> **Requirement**: Keep only the lines that hold the string "title", filtering out the rest of the entries below.

> **Input rows**:
........

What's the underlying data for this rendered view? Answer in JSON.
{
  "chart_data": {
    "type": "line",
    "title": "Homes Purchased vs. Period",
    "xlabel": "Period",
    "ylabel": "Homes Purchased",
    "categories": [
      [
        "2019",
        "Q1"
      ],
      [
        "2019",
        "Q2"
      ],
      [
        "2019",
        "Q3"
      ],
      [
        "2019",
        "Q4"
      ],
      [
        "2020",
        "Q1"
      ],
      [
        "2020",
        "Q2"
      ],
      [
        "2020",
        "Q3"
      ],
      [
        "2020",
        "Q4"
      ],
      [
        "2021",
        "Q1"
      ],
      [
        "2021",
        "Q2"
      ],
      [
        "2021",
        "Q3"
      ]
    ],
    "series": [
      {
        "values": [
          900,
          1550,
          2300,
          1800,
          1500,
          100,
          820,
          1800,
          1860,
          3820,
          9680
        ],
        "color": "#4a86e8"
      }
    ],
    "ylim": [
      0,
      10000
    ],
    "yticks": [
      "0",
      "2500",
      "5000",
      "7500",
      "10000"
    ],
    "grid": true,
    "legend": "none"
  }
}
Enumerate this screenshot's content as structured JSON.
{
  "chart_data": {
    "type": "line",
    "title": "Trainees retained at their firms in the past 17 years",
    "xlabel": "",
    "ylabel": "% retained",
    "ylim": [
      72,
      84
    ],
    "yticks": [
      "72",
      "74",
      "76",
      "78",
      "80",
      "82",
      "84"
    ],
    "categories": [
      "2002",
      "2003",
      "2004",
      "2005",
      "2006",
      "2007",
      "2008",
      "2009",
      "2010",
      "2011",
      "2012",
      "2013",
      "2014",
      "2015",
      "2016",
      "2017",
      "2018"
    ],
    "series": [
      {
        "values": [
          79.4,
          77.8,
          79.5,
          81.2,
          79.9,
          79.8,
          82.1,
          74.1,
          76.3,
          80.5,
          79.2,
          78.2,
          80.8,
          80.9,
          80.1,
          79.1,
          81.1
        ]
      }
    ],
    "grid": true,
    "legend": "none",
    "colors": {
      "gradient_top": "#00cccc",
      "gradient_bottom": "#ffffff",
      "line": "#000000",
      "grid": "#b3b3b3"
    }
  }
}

........

> **Exercise answer**:
    "title": "Homes Purchased vs. Period",
    "title": "Trainees retained at their firms in the past 17 years",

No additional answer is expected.